Saved entries:

=-=-=

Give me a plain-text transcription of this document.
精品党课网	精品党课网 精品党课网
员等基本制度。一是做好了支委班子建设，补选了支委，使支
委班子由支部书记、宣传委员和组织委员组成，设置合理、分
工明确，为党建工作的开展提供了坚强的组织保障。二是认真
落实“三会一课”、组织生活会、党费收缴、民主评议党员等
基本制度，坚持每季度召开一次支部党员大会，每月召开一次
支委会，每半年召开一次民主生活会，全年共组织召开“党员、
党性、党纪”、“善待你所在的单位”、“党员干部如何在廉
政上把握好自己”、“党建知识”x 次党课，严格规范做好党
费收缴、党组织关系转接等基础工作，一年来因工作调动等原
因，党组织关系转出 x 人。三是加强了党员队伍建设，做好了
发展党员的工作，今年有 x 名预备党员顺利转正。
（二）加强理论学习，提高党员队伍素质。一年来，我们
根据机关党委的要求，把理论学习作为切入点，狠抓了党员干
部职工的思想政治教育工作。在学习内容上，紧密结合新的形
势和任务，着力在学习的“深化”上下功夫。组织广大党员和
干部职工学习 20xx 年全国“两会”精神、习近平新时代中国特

=-=-=

All of the entries above must be quoted exactly.

# [FINISHED EXERCISE]
Give me a plain-text transcription of this document.
精品党课网	精品党课网 精品党课网
员等基本制度。一是做好了支委班子建设，补选了支委，使支
委班子由支部书记、宣传委员和组织委员组成，设置合理、分
工明确，为党建工作的开展提供了坚强的组织保障。二是认真
落实“三会一课”、组织生活会、党费收缴、民主评议党员等
基本制度，坚持每季度召开一次支部党员大会，每月召开一次
支委会，每半年召开一次民主生活会，全年共组织召开“党员、
党性、党纪”、“善待你所在的单位”、“党员干部如何在廉
政上把握好自己”、“党建知识”x 次党课，严格规范做好党
费收缴、党组织关系转接等基础工作，一年来因工作调动等原
因，党组织关系转出 x 人。三是加强了党员队伍建设，做好了
发展党员的工作，今年有 x 名预备党员顺利转正。
（二）加强理论学习，提高党员队伍素质。一年来，我们
根据机关党委的要求，把理论学习作为切入点，狠抓了党员干
部职工的思想政治教育工作。在学习内容上，紧密结合新的形
势和任务，着力在学习的“深化”上下功夫。组织广大党员和
干部职工学习 20xx 年全国“两会”精神、习近平新时代中国特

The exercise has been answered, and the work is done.